## Brief
Output the data word for word, dropping every image.

## Available data
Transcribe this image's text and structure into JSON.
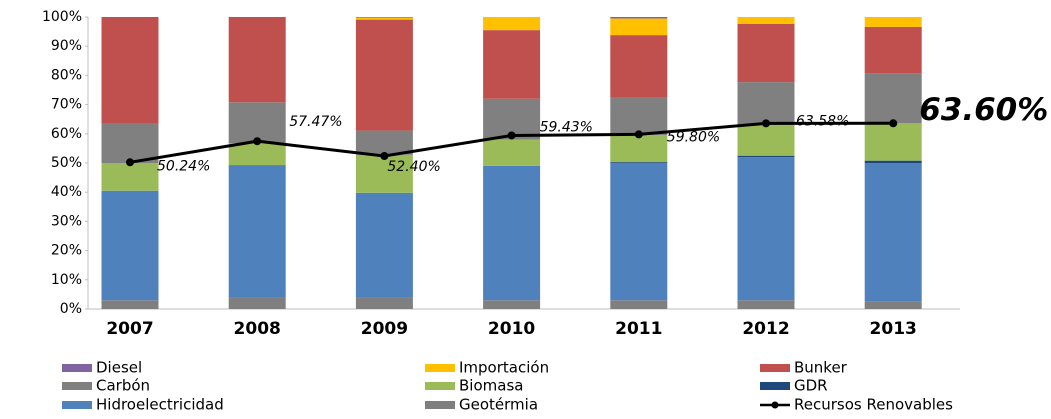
{
  "chart_data": {
    "type": "stacked-bar-line",
    "categories": [
      "2007",
      "2008",
      "2009",
      "2010",
      "2011",
      "2012",
      "2013"
    ],
    "series": [
      {
        "name": "Geotérmia",
        "color": "#7f7f7f",
        "values": [
          3,
          3.8,
          3.8,
          3,
          3,
          3,
          2.5
        ]
      },
      {
        "name": "Hidroelectricidad",
        "color": "#4f81bd",
        "values": [
          37.5,
          45.5,
          36,
          46,
          47,
          49,
          47.5
        ]
      },
      {
        "name": "GDR",
        "color": "#1f497d",
        "values": [
          0,
          0,
          0,
          0,
          0.3,
          0.5,
          0.8
        ]
      },
      {
        "name": "Biomasa",
        "color": "#9bbb59",
        "values": [
          9.5,
          7.5,
          13,
          9,
          9.3,
          10.5,
          12.9
        ]
      },
      {
        "name": "Carbón",
        "color": "#808080",
        "values": [
          13.5,
          14,
          8.3,
          14,
          13,
          14.7,
          17.1
        ]
      },
      {
        "name": "Bunker",
        "color": "#c0504d",
        "values": [
          36.5,
          29.2,
          38,
          23.5,
          21.2,
          19.9,
          15.8
        ]
      },
      {
        "name": "Importación",
        "color": "#ffc000",
        "values": [
          0,
          0,
          0.7,
          4.5,
          5.7,
          2.4,
          3.4
        ]
      },
      {
        "name": "Diesel",
        "color": "#8064a2",
        "values": [
          0,
          0,
          0.2,
          0,
          0.5,
          0,
          0
        ]
      }
    ],
    "line": {
      "name": "Recursos Renovables",
      "color": "#000000",
      "values": [
        50.24,
        57.47,
        52.4,
        59.43,
        59.8,
        63.58,
        63.6
      ],
      "value_labels": [
        "50.24%",
        "57.47%",
        "52.40%",
        "59.43%",
        "59.80%",
        "63.58%",
        "63.60%"
      ]
    },
    "ylim": [
      0,
      100
    ],
    "yticks": [
      {
        "value": 0,
        "label": "0%"
      },
      {
        "value": 10,
        "label": "10%"
      },
      {
        "value": 20,
        "label": "20%"
      },
      {
        "value": 30,
        "label": "30%"
      },
      {
        "value": 40,
        "label": "40%"
      },
      {
        "value": 50,
        "label": "50%"
      },
      {
        "value": 60,
        "label": "60%"
      },
      {
        "value": 70,
        "label": "70%"
      },
      {
        "value": 80,
        "label": "80%"
      },
      {
        "value": 90,
        "label": "90%"
      },
      {
        "value": 100,
        "label": "100%"
      }
    ],
    "grid": false
  }
}
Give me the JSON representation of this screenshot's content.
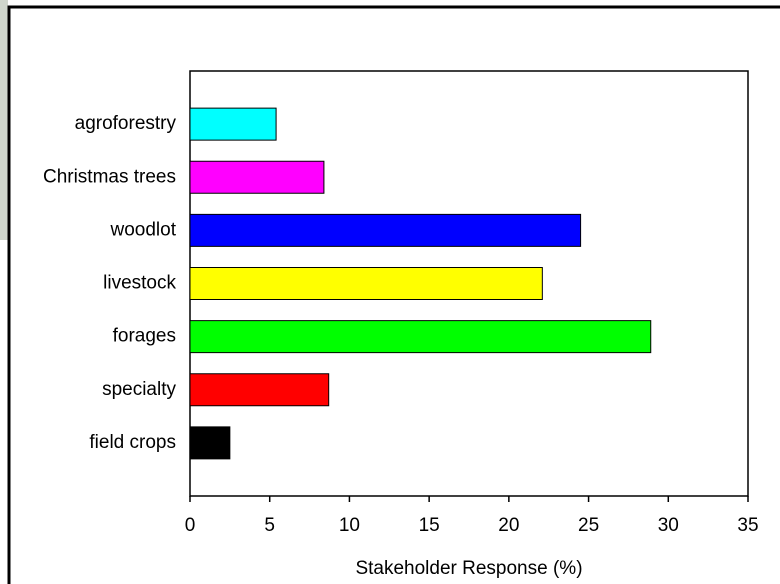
{
  "chart_data": {
    "type": "bar",
    "orientation": "horizontal",
    "x_label": "Stakeholder Response (%)",
    "categories": [
      "agroforestry",
      "Christmas trees",
      "woodlot",
      "livestock",
      "forages",
      "specialty",
      "field crops"
    ],
    "values": [
      5.4,
      8.4,
      24.5,
      22.1,
      28.9,
      8.7,
      2.5
    ],
    "colors": [
      "#00ffff",
      "#ff00ff",
      "#0000ff",
      "#ffff00",
      "#00ff00",
      "#ff0000",
      "#000000"
    ],
    "xlim": [
      0,
      35
    ],
    "xticks": [
      0,
      5,
      10,
      15,
      20,
      25,
      30,
      35
    ]
  }
}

## Answer below
Transcribe this image's text and structure into JSON.
{
  "chart_data": {
    "type": "stacked-bar-line",
    "categories": [
      "2007",
      "2008",
      "2009",
      "2010",
      "2011",
      "2012",
      "2013"
    ],
    "series": [
      {
        "name": "Geotérmia",
        "color": "#7f7f7f",
        "values": [
          3,
          3.8,
          3.8,
          3,
          3,
          3,
          2.5
        ]
      },
      {
        "name": "Hidroelectricidad",
        "color": "#4f81bd",
        "values": [
          37.5,
          45.5,
          36,
          46,
          47,
          49,
          47.5
        ]
      },
      {
        "name": "GDR",
        "color": "#1f497d",
        "values": [
          0,
          0,
          0,
          0,
          0.3,
          0.5,
          0.8
        ]
      },
      {
        "name": "Biomasa",
        "color": "#9bbb59",
        "values": [
          9.5,
          7.5,
          13,
          9,
          9.3,
          10.5,
          12.9
        ]
      },
      {
        "name": "Carbón",
        "color": "#808080",
        "values": [
          13.5,
          14,
          8.3,
          14,
          13,
          14.7,
          17.1
        ]
      },
      {
        "name": "Bunker",
        "color": "#c0504d",
        "values": [
          36.5,
          29.2,
          38,
          23.5,
          21.2,
          19.9,
          15.8
        ]
      },
      {
        "name": "Importación",
        "color": "#ffc000",
        "values": [
          0,
          0,
          0.7,
          4.5,
          5.7,
          2.4,
          3.4
        ]
      },
      {
        "name": "Diesel",
        "color": "#8064a2",
        "values": [
          0,
          0,
          0.2,
          0,
          0.5,
          0,
          0
        ]
      }
    ],
    "line": {
      "name": "Recursos Renovables",
      "color": "#000000",
      "values": [
        50.24,
        57.47,
        52.4,
        59.43,
        59.8,
        63.58,
        63.6
      ],
      "value_labels": [
        "50.24%",
        "57.47%",
        "52.40%",
        "59.43%",
        "59.80%",
        "63.58%",
        "63.60%"
      ]
    },
    "ylim": [
      0,
      100
    ],
    "yticks": [
      {
        "value": 0,
        "label": "0%"
      },
      {
        "value": 10,
        "label": "10%"
      },
      {
        "value": 20,
        "label": "20%"
      },
      {
        "value": 30,
        "label": "30%"
      },
      {
        "value": 40,
        "label": "40%"
      },
      {
        "value": 50,
        "label": "50%"
      },
      {
        "value": 60,
        "label": "60%"
      },
      {
        "value": 70,
        "label": "70%"
      },
      {
        "value": 80,
        "label": "80%"
      },
      {
        "value": 90,
        "label": "90%"
      },
      {
        "value": 100,
        "label": "100%"
      }
    ],
    "grid": false
  }
}
Give me the JSON representation of this screenshot's content.
{
  "chart_data": {
    "type": "bar",
    "orientation": "horizontal",
    "x_label": "Stakeholder Response (%)",
    "categories": [
      "agroforestry",
      "Christmas trees",
      "woodlot",
      "livestock",
      "forages",
      "specialty",
      "field crops"
    ],
    "values": [
      5.4,
      8.4,
      24.5,
      22.1,
      28.9,
      8.7,
      2.5
    ],
    "colors": [
      "#00ffff",
      "#ff00ff",
      "#0000ff",
      "#ffff00",
      "#00ff00",
      "#ff0000",
      "#000000"
    ],
    "xlim": [
      0,
      35
    ],
    "xticks": [
      0,
      5,
      10,
      15,
      20,
      25,
      30,
      35
    ]
  }
}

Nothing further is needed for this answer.